**GIVEN EXERCISE**
Scan the lines below; pull out those with "text".

**DATA FOR THIS TASK**
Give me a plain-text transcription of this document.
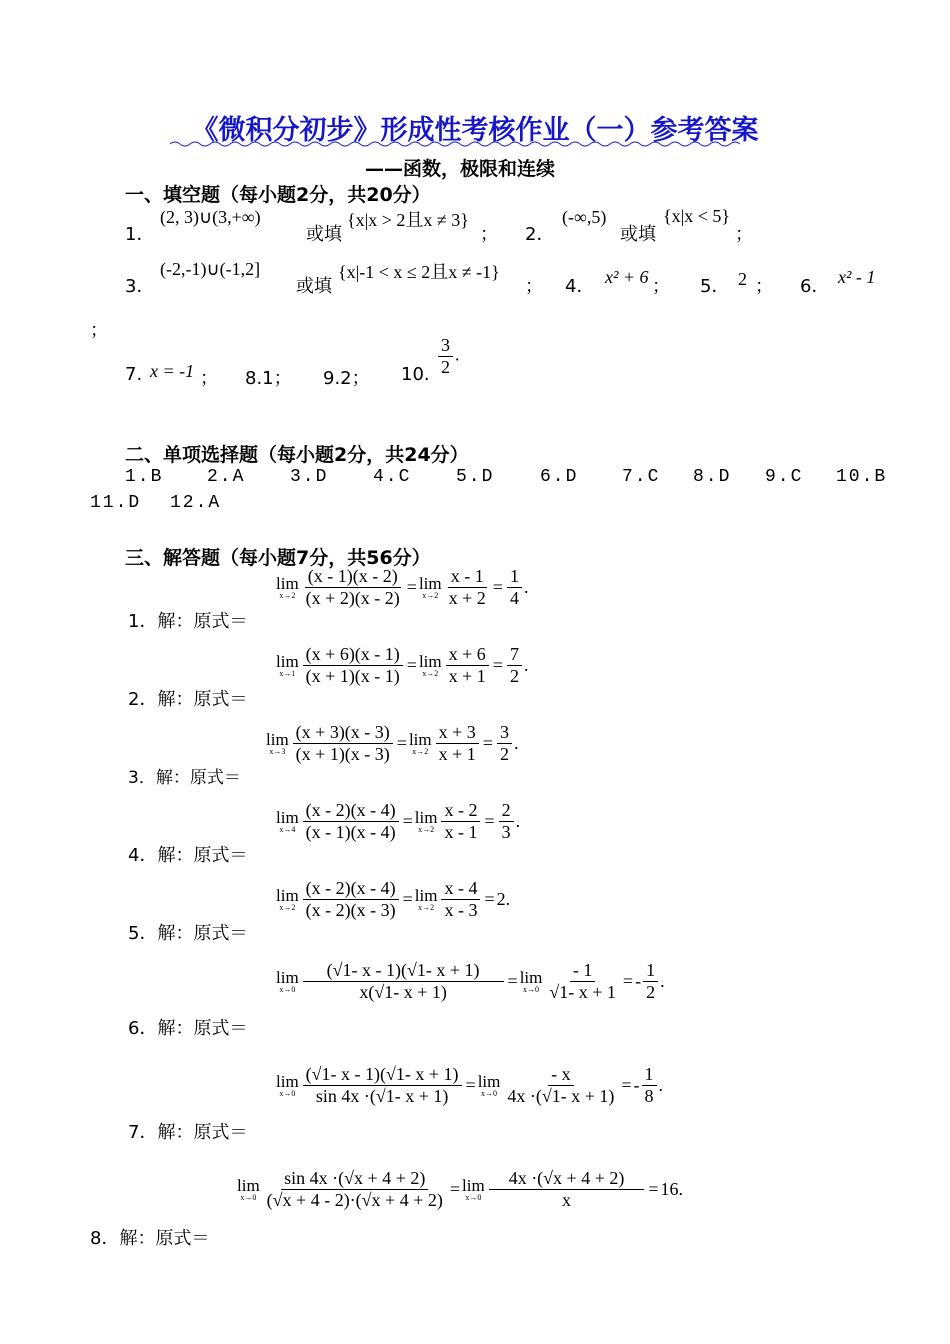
《微积分初步》形成性考核作业（一）参考答案
——函数，极限和连续
一、填空题（每小题2分，共20分）
1．
(2, 3)∪(3,+∞)
或填
{x|x > 2且x ≠ 3}
； 2．
(-∞,5)
或填
{x|x < 5}
；
3．
(-2,-1)∪(-1,2]
或填
{x|-1 < x ≤ 2且x ≠ -1}
； 4． x² + 6 ； 5． 2 ； 6． x² - 1
；
7. x = -1 ； 8.1； 9.2； 10. $\frac{3}{2}$ .
二、单项选择题（每小题2分，共24分）
1.B 2.A 3.D 4.C 5.D	6.D 7.C 8.D 9.C 10.B
11.D 12.A
三、解答题（每小题7分，共56分）
1．解：原式＝
lim
$x\to 2 \frac{(x - 1)(x - 2)}{(x + 2)(x - 2)} = \lim$
$x\to 2 \frac{x - 1}{x + 2} = \frac{1}{4}$ .
2．解：原式＝
lim
$x\to 1 \frac{(x + 6)(x - 1)}{(x + 1)(x - 1)} = \lim$
$x\to 2 \frac{x + 6}{x + 1} = \frac{7}{2}$ .
3．解：原式＝
lim
$x\to 3 \frac{(x + 3)(x - 3)}{(x + 1)(x - 3)} = \lim$
$x\to 2 \frac{x + 3}{x + 1} = \frac{3}{2}$ .
4．解：原式＝
lim
$x\to 4 \frac{(x - 2)(x - 4)}{(x - 1)(x - 4)} = \lim$
$x\to 2 \frac{x - 2}{x - 1} = \frac{2}{3}$ .
5．解：原式＝
lim
$x\to 2 \frac{(x - 2)(x - 4)}{(x - 2)(x - 3)} = \lim$
$x\to 2 \frac{x - 4}{x - 3} = 2$.
6．解：原式＝
lim
$x\to 0 \frac{(√1- x - 1)(√1- x + 1)}{x(√1- x + 1)} = \lim$
$x\to 0 \frac{- 1}{√1- x + 1}$ = - $\frac{1}{2}$ .
7．解：原式＝
lim
$x\to 0 \frac{(√1- x - 1)(√1- x + 1)}{\sin 4x \cdot(√1- x + 1)} = \lim$
$x\to 0 \frac{- x}{4x \cdot(√1- x + 1)}$ = - $\frac{1}{8}$ .
lim
$x\to 0 \frac{\sin 4x \cdot(√x + 4 + 2)}{(√x + 4 - 2)\cdot(√x + 4 + 2)} = \lim$
$x\to 0 \frac{4x \cdot(√x + 4 + 2)}{x} = 16$.
8．解：原式＝
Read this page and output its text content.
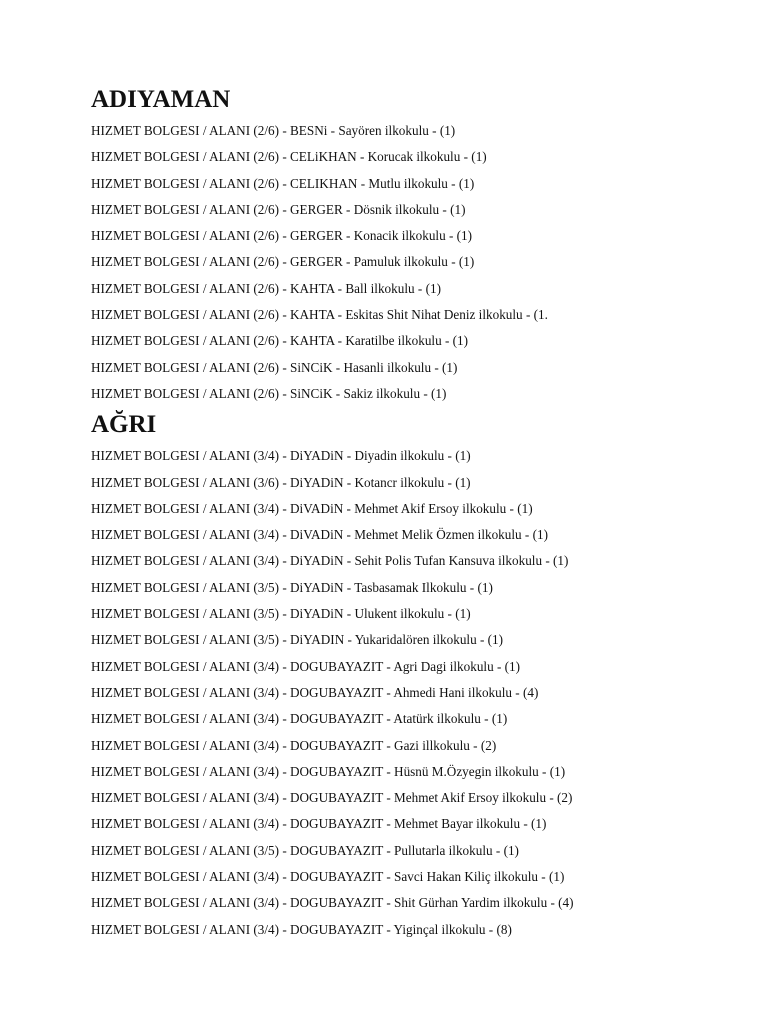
ADIYAMAN
HIZMET BOLGESI / ALANI (2/6) - BESNi - Sayören ilkokulu - (1)
HIZMET BOLGESI / ALANI (2/6) - CELiKHAN - Korucak ilkokulu - (1)
HIZMET BOLGESI / ALANI (2/6) - CELIKHAN - Mutlu ilkokulu - (1)
HIZMET BOLGESI / ALANI (2/6) - GERGER - Dösnik ilkokulu - (1)
HIZMET BOLGESI / ALANI (2/6) - GERGER - Konacik ilkokulu - (1)
HIZMET BOLGESI / ALANI (2/6) - GERGER - Pamuluk ilkokulu - (1)
HIZMET BOLGESI / ALANI (2/6) - KAHTA - Ball ilkokulu - (1)
HIZMET BOLGESI / ALANI (2/6) - KAHTA - Eskitas Shit Nihat Deniz ilkokulu - (1.
HIZMET BOLGESI / ALANI (2/6) - KAHTA - Karatilbe ilkokulu - (1)
HIZMET BOLGESI / ALANI (2/6) - SiNCiK - Hasanli ilkokulu - (1)
HIZMET BOLGESI / ALANI (2/6) - SiNCiK - Sakiz ilkokulu - (1)
AĞRI
HIZMET BOLGESI / ALANI (3/4) - DiYADiN - Diyadin ilkokulu - (1)
HIZMET BOLGESI / ALANI (3/6) - DiYADiN - Kotancr ilkokulu - (1)
HIZMET BOLGESI / ALANI (3/4) - DiVADiN - Mehmet Akif Ersoy ilkokulu - (1)
HIZMET BOLGESI / ALANI (3/4) - DiVADiN - Mehmet Melik Özmen ilkokulu - (1)
HIZMET BOLGESI / ALANI (3/4) - DiYADiN - Sehit Polis Tufan Kansuva ilkokulu - (1)
HIZMET BOLGESI / ALANI (3/5) - DiYADiN - Tasbasamak Ilkokulu - (1)
HIZMET BOLGESI / ALANI (3/5) - DiYADiN - Ulukent ilkokulu - (1)
HIZMET BOLGESI / ALANI (3/5) - DiYADIN - Yukaridalören ilkokulu - (1)
HIZMET BOLGESI / ALANI (3/4) - DOGUBAYAZIT - Agri Dagi ilkokulu - (1)
HIZMET BOLGESI / ALANI (3/4) - DOGUBAYAZIT - Ahmedi Hani ilkokulu - (4)
HIZMET BOLGESI / ALANI (3/4) - DOGUBAYAZIT - Atatürk ilkokulu - (1)
HIZMET BOLGESI / ALANI (3/4) - DOGUBAYAZIT - Gazi illkokulu - (2)
HIZMET BOLGESI / ALANI (3/4) - DOGUBAYAZIT - Hüsnü M.Özyegin ilkokulu - (1)
HIZMET BOLGESI / ALANI (3/4) - DOGUBAYAZIT - Mehmet Akif Ersoy ilkokulu - (2)
HIZMET BOLGESI / ALANI (3/4) - DOGUBAYAZIT - Mehmet Bayar ilkokulu - (1)
HIZMET BOLGESI / ALANI (3/5) - DOGUBAYAZIT - Pullutarla ilkokulu - (1)
HIZMET BOLGESI / ALANI (3/4) - DOGUBAYAZIT - Savci Hakan Kiliç ilkokulu - (1)
HIZMET BOLGESI / ALANI (3/4) - DOGUBAYAZIT - Shit Gürhan Yardim ilkokulu - (4)
HIZMET BOLGESI / ALANI (3/4) - DOGUBAYAZIT - Yiginçal ilkokulu - (8)
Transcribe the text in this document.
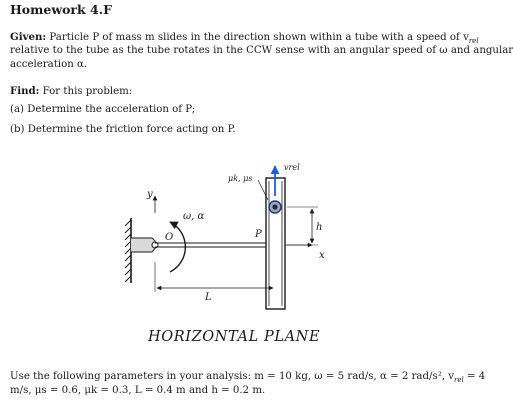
Homework 4.F
Given: Particle P of mass m slides in the direction shown within a tube with a speed of $v_{rel}$
relative to the tube as the tube rotates in the CCW sense with an angular speed of ω and angular
acceleration α.
Find: For this problem:
(a) Determine the acceleration of P;
(b) Determine the friction force acting on P.
y
x
ω, α
O	P
vrel
μk, μs
h
L
HORIZONTAL PLANE
Use the following parameters in your analysis: m = 10 kg, ω = 5 rad/s, α = 2 rad/s², $v_{rel} = 4$
m/s, μs = 0.6, μk = 0.3, L = 0.4 m and h = 0.2 m.
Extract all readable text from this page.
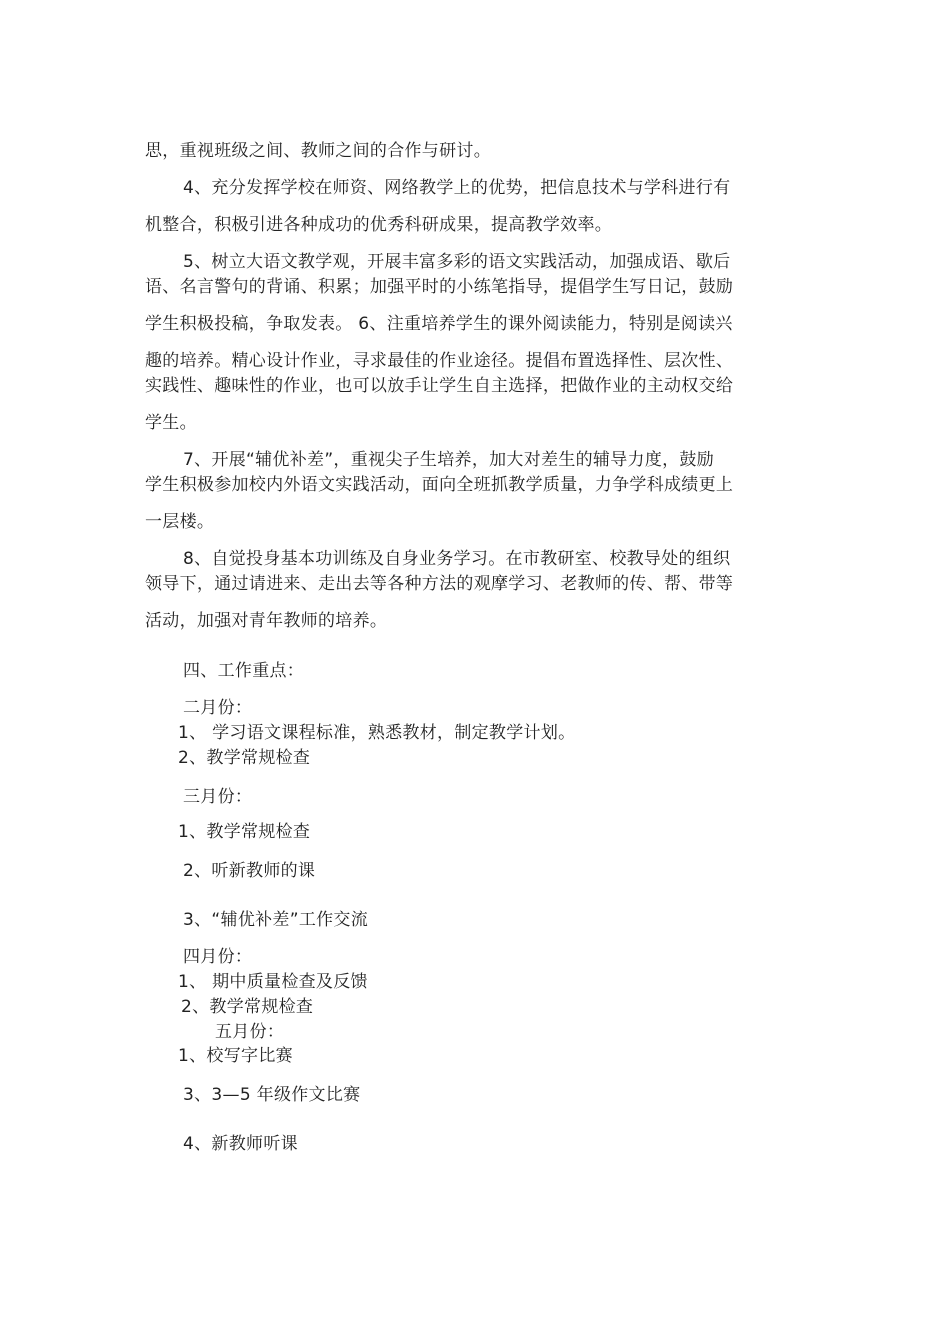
思，重视班级之间、教师之间的合作与研讨。
4、充分发挥学校在师资、网络教学上的优势，把信息技术与学科进行有
机整合，积极引进各种成功的优秀科研成果，提高教学效率。
5、树立大语文教学观，开展丰富多彩的语文实践活动，加强成语、歇后
语、名言警句的背诵、积累；加强平时的小练笔指导，提倡学生写日记，鼓励
学生积极投稿，争取发表。 6、注重培养学生的课外阅读能力，特别是阅读兴
趣的培养。精心设计作业，寻求最佳的作业途径。提倡布置选择性、层次性、
实践性、趣味性的作业，也可以放手让学生自主选择，把做作业的主动权交给
学生。
7、开展“辅优补差”，重视尖子生培养，加大对差生的辅导力度，鼓励
学生积极参加校内外语文实践活动，面向全班抓教学质量，力争学科成绩更上
一层楼。
8、自觉投身基本功训练及自身业务学习。在市教研室、校教导处的组织
领导下，通过请进来、走出去等各种方法的观摩学习、老教师的传、帮、带等
活动，加强对青年教师的培养。
四、工作重点：
二月份：
1、 学习语文课程标准，熟悉教材，制定教学计划。
2、教学常规检查
三月份：
1、教学常规检查
2、听新教师的课
3、“辅优补差”工作交流
四月份：
1、 期中质量检查及反馈
2、教学常规检查
五月份：
1、校写字比赛
3、3—5 年级作文比赛
4、新教师听课
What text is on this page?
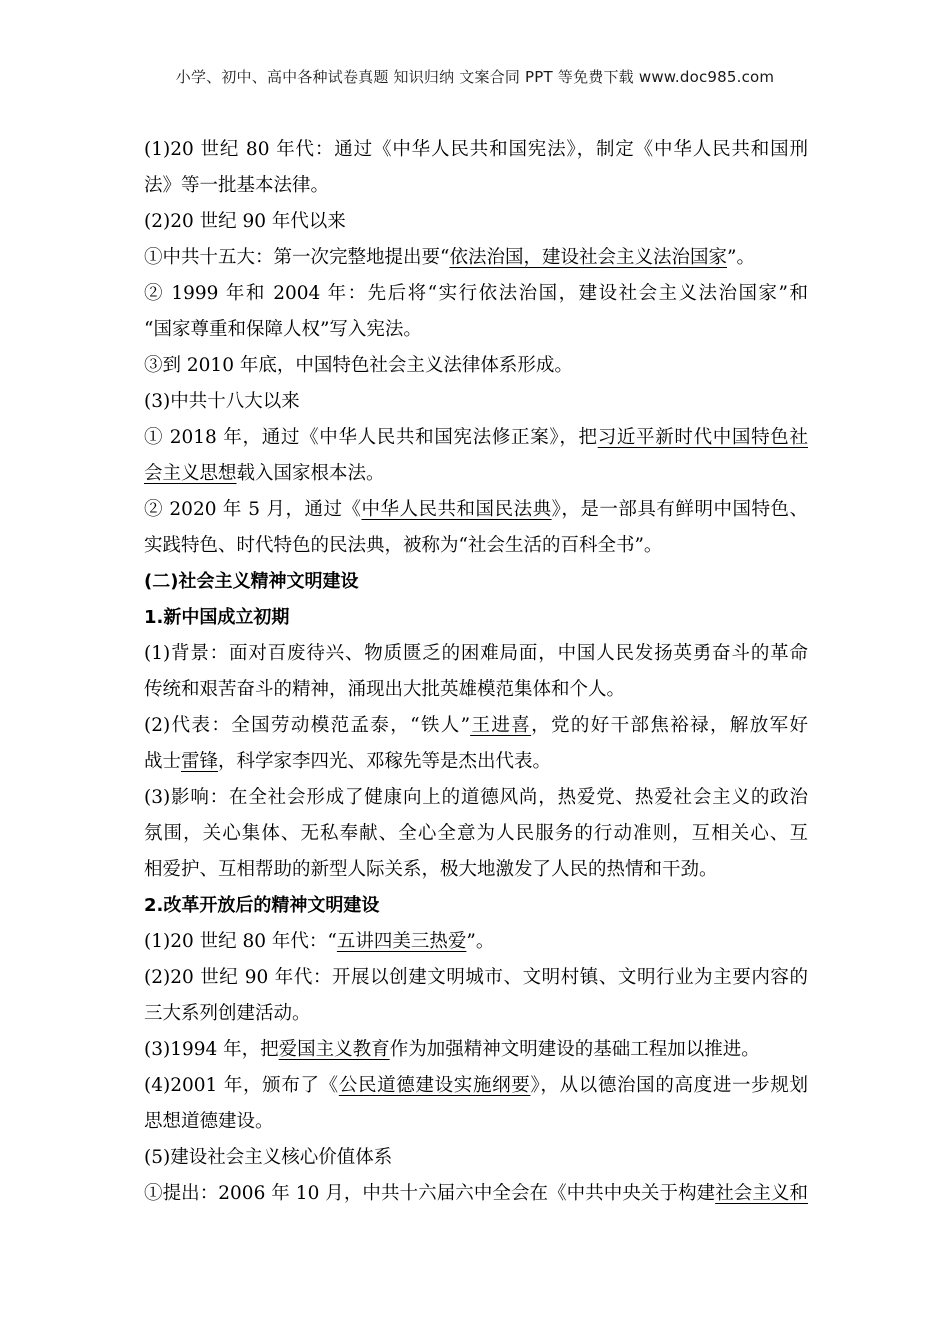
小学、初中、高中各种试卷真题 知识归纳 文案合同 PPT 等免费下载 www.doc985.com
(1)20 世纪 80 年代：通过《中华人民共和国宪法》，制定《中华人民共和国刑
法》等一批基本法律。
(2)20 世纪 90 年代以来
①中共十五大：第一次完整地提出要“依法治国，建设社会主义法治国家”。
② 1999 年和 2004 年：先后将“实行依法治国，建设社会主义法治国家”和
“国家尊重和保障人权”写入宪法。
③到 2010 年底，中国特色社会主义法律体系形成。
(3)中共十八大以来
① 2018 年，通过《中华人民共和国宪法修正案》，把习近平新时代中国特色社
会主义思想载入国家根本法。
② 2020 年 5 月，通过《中华人民共和国民法典》，是一部具有鲜明中国特色、
实践特色、时代特色的民法典，被称为“社会生活的百科全书”。
(二)社会主义精神文明建设
1.新中国成立初期
(1)背景：面对百废待兴、物质匮乏的困难局面，中国人民发扬英勇奋斗的革命
传统和艰苦奋斗的精神，涌现出大批英雄模范集体和个人。
(2)代表：全国劳动模范孟泰，“铁人”王进喜，党的好干部焦裕禄，解放军好
战士雷锋，科学家李四光、邓稼先等是杰出代表。
(3)影响：在全社会形成了健康向上的道德风尚，热爱党、热爱社会主义的政治
氛围，关心集体、无私奉献、全心全意为人民服务的行动准则，互相关心、互
相爱护、互相帮助的新型人际关系，极大地激发了人民的热情和干劲。
2.改革开放后的精神文明建设
(1)20 世纪 80 年代：“五讲四美三热爱”。
(2)20 世纪 90 年代：开展以创建文明城市、文明村镇、文明行业为主要内容的
三大系列创建活动。
(3)1994 年，把爱国主义教育作为加强精神文明建设的基础工程加以推进。
(4)2001 年，颁布了《公民道德建设实施纲要》，从以德治国的高度进一步规划
思想道德建设。
(5)建设社会主义核心价值体系
①提出：2006 年 10 月，中共十六届六中全会在《中共中央关于构建社会主义和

**WRITTEN SOLUTION**
Give me a plain-text transcription of this document.
Read this page and output its text content.
Transcribe the text in this document.
Extract all readable text from this page.
What text is on this page?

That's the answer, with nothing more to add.